- Objective
What follows is a listing to be transcribed exactly.

- Extracted entries
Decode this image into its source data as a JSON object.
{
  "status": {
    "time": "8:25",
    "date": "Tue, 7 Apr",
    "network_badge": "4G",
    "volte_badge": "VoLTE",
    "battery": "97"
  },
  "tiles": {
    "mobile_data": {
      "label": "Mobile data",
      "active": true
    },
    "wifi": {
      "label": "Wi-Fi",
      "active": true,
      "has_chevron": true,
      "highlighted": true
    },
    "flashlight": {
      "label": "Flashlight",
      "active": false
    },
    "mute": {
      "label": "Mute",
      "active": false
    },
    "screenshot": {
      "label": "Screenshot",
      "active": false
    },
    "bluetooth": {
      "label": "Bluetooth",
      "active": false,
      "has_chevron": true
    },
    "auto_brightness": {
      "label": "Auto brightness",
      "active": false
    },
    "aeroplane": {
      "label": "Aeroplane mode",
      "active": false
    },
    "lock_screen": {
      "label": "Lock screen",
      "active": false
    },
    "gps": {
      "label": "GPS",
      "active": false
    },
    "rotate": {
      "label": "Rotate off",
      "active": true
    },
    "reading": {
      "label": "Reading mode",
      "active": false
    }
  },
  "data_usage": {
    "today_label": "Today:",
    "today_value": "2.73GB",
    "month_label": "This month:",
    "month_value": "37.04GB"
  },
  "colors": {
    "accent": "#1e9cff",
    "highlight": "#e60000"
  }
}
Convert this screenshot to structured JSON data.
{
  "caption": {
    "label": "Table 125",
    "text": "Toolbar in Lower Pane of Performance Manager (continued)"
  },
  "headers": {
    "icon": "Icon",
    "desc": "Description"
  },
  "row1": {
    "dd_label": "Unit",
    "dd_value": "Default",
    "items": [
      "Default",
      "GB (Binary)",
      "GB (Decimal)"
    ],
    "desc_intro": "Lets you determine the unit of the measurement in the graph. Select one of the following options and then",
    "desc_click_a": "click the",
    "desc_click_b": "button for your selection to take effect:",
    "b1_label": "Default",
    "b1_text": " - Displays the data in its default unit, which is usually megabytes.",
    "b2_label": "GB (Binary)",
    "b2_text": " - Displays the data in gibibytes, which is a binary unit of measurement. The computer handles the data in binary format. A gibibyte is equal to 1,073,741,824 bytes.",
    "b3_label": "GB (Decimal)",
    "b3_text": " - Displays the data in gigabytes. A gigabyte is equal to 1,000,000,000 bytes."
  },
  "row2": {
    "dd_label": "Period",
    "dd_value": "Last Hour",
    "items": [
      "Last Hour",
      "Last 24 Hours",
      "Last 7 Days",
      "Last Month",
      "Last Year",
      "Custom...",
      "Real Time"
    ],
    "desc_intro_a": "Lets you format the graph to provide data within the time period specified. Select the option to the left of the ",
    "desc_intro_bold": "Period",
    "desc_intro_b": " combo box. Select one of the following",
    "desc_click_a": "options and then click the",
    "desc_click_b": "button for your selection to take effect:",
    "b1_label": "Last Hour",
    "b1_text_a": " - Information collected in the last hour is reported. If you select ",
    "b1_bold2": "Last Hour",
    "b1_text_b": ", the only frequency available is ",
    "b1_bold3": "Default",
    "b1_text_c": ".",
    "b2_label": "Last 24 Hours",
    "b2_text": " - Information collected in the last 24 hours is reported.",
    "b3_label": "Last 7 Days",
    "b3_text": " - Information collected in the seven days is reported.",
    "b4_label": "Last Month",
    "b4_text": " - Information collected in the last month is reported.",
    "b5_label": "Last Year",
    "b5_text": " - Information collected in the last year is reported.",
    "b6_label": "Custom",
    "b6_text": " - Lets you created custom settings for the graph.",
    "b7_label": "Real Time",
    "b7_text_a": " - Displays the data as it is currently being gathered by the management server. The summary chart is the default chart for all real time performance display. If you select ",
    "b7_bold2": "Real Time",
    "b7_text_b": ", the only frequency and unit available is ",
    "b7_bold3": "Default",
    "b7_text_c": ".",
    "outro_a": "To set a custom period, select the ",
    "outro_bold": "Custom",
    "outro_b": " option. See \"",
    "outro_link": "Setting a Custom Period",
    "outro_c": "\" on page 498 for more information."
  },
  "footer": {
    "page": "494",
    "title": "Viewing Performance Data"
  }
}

- Complete answer
Decode this image into its source data as a JSON object.
{
  "status": {
    "time": "8:25",
    "date": "Tue, 7 Apr",
    "network_badge": "4G",
    "volte_badge": "VoLTE",
    "battery": "97"
  },
  "tiles": {
    "mobile_data": {
      "label": "Mobile data",
      "active": true
    },
    "wifi": {
      "label": "Wi-Fi",
      "active": true,
      "has_chevron": true,
      "highlighted": true
    },
    "flashlight": {
      "label": "Flashlight",
      "active": false
    },
    "mute": {
      "label": "Mute",
      "active": false
    },
    "screenshot": {
      "label": "Screenshot",
      "active": false
    },
    "bluetooth": {
      "label": "Bluetooth",
      "active": false,
      "has_chevron": true
    },
    "auto_brightness": {
      "label": "Auto brightness",
      "active": false
    },
    "aeroplane": {
      "label": "Aeroplane mode",
      "active": false
    },
    "lock_screen": {
      "label": "Lock screen",
      "active": false
    },
    "gps": {
      "label": "GPS",
      "active": false
    },
    "rotate": {
      "label": "Rotate off",
      "active": true
    },
    "reading": {
      "label": "Reading mode",
      "active": false
    }
  },
  "data_usage": {
    "today_label": "Today:",
    "today_value": "2.73GB",
    "month_label": "This month:",
    "month_value": "37.04GB"
  },
  "colors": {
    "accent": "#1e9cff",
    "highlight": "#e60000"
  }
}
Convert this screenshot to structured JSON data.
{
  "caption": {
    "label": "Table 125",
    "text": "Toolbar in Lower Pane of Performance Manager (continued)"
  },
  "headers": {
    "icon": "Icon",
    "desc": "Description"
  },
  "row1": {
    "dd_label": "Unit",
    "dd_value": "Default",
    "items": [
      "Default",
      "GB (Binary)",
      "GB (Decimal)"
    ],
    "desc_intro": "Lets you determine the unit of the measurement in the graph. Select one of the following options and then",
    "desc_click_a": "click the",
    "desc_click_b": "button for your selection to take effect:",
    "b1_label": "Default",
    "b1_text": " - Displays the data in its default unit, which is usually megabytes.",
    "b2_label": "GB (Binary)",
    "b2_text": " - Displays the data in gibibytes, which is a binary unit of measurement. The computer handles the data in binary format. A gibibyte is equal to 1,073,741,824 bytes.",
    "b3_label": "GB (Decimal)",
    "b3_text": " - Displays the data in gigabytes. A gigabyte is equal to 1,000,000,000 bytes."
  },
  "row2": {
    "dd_label": "Period",
    "dd_value": "Last Hour",
    "items": [
      "Last Hour",
      "Last 24 Hours",
      "Last 7 Days",
      "Last Month",
      "Last Year",
      "Custom...",
      "Real Time"
    ],
    "desc_intro_a": "Lets you format the graph to provide data within the time period specified. Select the option to the left of the ",
    "desc_intro_bold": "Period",
    "desc_intro_b": " combo box. Select one of the following",
    "desc_click_a": "options and then click the",
    "desc_click_b": "button for your selection to take effect:",
    "b1_label": "Last Hour",
    "b1_text_a": " - Information collected in the last hour is reported. If you select ",
    "b1_bold2": "Last Hour",
    "b1_text_b": ", the only frequency available is ",
    "b1_bold3": "Default",
    "b1_text_c": ".",
    "b2_label": "Last 24 Hours",
    "b2_text": " - Information collected in the last 24 hours is reported.",
    "b3_label": "Last 7 Days",
    "b3_text": " - Information collected in the seven days is reported.",
    "b4_label": "Last Month",
    "b4_text": " - Information collected in the last month is reported.",
    "b5_label": "Last Year",
    "b5_text": " - Information collected in the last year is reported.",
    "b6_label": "Custom",
    "b6_text": " - Lets you created custom settings for the graph.",
    "b7_label": "Real Time",
    "b7_text_a": " - Displays the data as it is currently being gathered by the management server. The summary chart is the default chart for all real time performance display. If you select ",
    "b7_bold2": "Real Time",
    "b7_text_b": ", the only frequency and unit available is ",
    "b7_bold3": "Default",
    "b7_text_c": ".",
    "outro_a": "To set a custom period, select the ",
    "outro_bold": "Custom",
    "outro_b": " option. See \"",
    "outro_link": "Setting a Custom Period",
    "outro_c": "\" on page 498 for more information."
  },
  "footer": {
    "page": "494",
    "title": "Viewing Performance Data"
  }
}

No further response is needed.